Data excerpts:
------------------------------------------------------------

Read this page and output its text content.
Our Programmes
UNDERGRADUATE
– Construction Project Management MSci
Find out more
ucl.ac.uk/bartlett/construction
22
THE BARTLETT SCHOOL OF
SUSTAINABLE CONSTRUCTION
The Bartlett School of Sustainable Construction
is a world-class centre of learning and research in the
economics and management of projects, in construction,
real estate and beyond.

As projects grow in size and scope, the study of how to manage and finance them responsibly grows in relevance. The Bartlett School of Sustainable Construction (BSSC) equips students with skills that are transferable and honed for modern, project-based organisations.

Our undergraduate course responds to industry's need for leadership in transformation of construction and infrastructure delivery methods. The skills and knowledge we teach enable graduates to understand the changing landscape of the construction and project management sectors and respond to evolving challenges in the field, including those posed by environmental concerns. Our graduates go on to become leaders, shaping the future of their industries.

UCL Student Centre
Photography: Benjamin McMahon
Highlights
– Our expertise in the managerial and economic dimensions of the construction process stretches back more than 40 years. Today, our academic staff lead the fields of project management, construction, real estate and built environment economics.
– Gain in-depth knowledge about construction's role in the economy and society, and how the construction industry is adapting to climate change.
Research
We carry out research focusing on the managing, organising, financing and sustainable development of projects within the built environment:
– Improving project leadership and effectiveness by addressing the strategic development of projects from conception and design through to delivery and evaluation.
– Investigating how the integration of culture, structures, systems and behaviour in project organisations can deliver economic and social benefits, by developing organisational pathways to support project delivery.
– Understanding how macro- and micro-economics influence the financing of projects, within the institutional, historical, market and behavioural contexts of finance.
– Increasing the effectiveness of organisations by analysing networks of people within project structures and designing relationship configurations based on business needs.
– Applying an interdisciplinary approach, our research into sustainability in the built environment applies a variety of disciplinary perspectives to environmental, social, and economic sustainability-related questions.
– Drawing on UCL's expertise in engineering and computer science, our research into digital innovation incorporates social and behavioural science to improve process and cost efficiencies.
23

------------------------------------------------------------

Read the data above and pull out each line that holds the string "behavioural".

> Solution to this exercise
– Understanding how macro- and micro-economics influence the financing of projects, within the institutional, historical, market and behavioural contexts of finance.
– Drawing on UCL's expertise in engineering and computer science, our research into digital innovation incorporates social and behavioural science to improve process and cost efficiencies.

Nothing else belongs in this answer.